* Goal
List each line of the data that holds the string "yerr", please.

* Data supplied
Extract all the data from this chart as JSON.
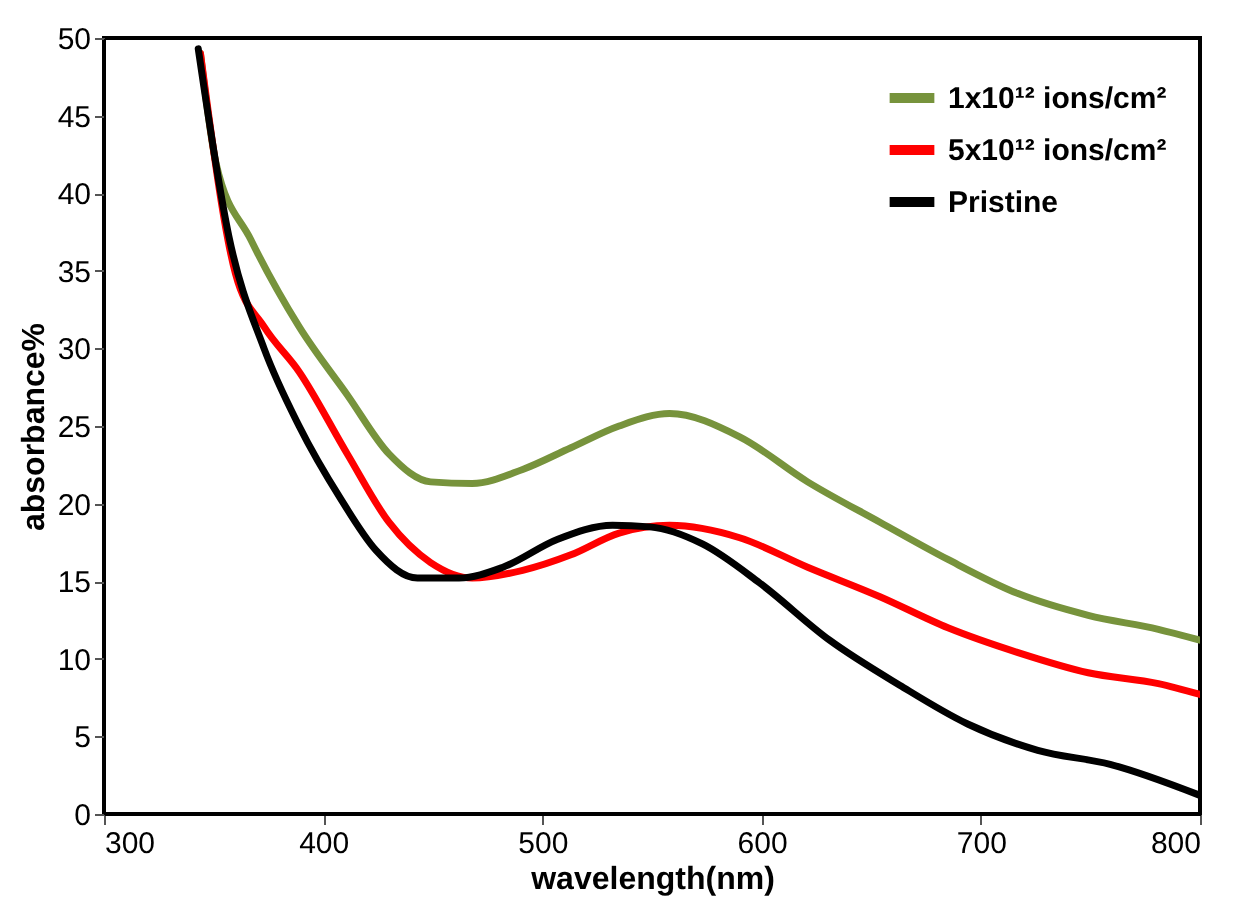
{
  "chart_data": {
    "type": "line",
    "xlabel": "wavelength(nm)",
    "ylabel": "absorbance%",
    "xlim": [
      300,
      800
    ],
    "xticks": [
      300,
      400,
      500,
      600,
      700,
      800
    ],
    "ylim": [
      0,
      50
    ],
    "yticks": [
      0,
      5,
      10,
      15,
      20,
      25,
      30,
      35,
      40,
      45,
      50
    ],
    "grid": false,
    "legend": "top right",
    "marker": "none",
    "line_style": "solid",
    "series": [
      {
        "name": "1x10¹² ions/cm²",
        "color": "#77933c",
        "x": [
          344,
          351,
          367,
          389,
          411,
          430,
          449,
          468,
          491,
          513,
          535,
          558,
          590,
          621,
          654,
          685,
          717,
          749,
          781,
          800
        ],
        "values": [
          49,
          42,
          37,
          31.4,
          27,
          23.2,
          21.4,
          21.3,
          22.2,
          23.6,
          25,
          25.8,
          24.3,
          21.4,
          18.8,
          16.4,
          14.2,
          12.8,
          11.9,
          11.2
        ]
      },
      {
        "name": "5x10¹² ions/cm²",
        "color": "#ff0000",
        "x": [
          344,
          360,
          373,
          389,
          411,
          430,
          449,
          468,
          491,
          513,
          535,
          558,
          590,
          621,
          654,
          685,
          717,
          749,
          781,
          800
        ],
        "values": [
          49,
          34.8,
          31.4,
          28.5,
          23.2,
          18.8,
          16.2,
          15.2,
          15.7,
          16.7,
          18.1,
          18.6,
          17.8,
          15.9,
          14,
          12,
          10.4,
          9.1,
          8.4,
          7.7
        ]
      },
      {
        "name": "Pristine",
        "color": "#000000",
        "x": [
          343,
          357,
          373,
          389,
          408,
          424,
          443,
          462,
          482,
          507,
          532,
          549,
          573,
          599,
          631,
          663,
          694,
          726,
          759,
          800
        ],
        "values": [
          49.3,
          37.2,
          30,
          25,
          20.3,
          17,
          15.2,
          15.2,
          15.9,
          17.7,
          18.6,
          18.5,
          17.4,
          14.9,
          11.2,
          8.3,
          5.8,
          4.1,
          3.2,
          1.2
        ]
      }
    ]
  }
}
--
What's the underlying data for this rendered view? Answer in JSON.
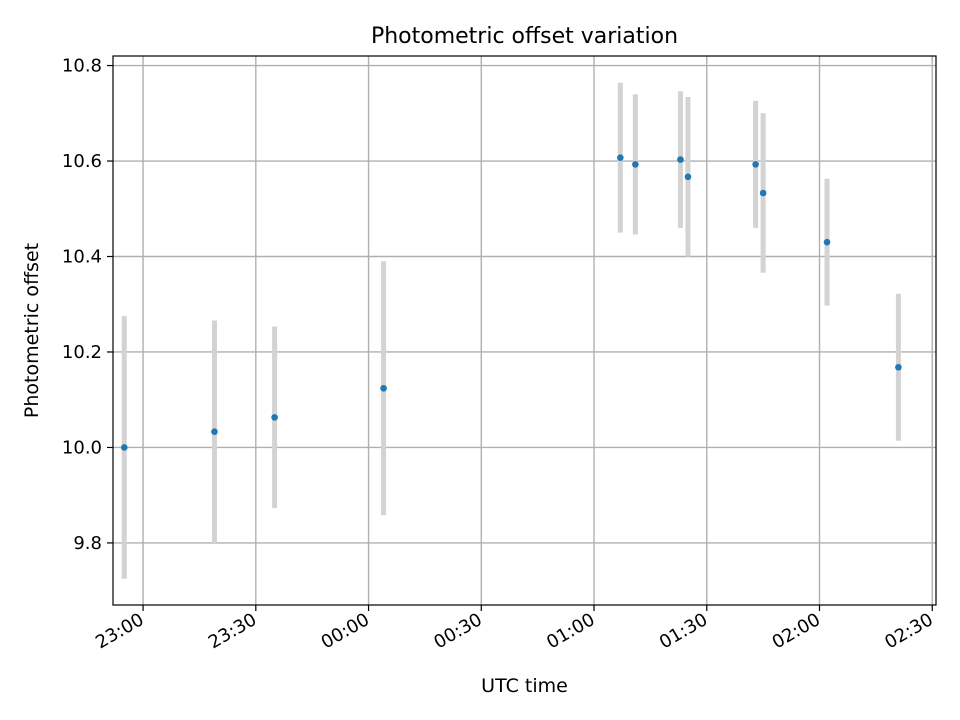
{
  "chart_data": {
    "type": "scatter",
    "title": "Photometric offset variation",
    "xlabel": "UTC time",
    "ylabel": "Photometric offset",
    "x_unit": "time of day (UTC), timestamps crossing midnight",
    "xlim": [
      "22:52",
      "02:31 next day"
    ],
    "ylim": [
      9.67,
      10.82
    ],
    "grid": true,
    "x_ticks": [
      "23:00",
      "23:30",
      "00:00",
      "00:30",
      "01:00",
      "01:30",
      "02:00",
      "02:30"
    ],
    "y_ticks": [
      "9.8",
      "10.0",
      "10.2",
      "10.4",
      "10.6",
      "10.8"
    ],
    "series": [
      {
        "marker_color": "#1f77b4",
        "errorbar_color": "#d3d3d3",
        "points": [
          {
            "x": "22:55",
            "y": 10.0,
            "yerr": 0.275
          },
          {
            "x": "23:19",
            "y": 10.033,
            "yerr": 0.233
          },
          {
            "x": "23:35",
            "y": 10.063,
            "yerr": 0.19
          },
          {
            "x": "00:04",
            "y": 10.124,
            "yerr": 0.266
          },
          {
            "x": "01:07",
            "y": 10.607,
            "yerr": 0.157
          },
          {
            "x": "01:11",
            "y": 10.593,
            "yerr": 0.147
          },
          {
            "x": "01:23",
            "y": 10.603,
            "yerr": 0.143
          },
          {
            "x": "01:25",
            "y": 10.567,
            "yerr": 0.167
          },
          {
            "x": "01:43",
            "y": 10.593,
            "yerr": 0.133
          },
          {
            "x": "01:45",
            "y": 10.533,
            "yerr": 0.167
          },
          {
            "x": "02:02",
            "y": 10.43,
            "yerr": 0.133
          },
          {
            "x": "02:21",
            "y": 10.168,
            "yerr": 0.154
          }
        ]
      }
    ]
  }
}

* Task answer
            "yerr": 0.275
            "yerr": 0.233
            "yerr": 0.19
            "yerr": 0.266
            "yerr": 0.157
            "yerr": 0.147
            "yerr": 0.143
            "yerr": 0.167
            "yerr": 0.133
            "yerr": 0.167
            "yerr": 0.133
            "yerr": 0.154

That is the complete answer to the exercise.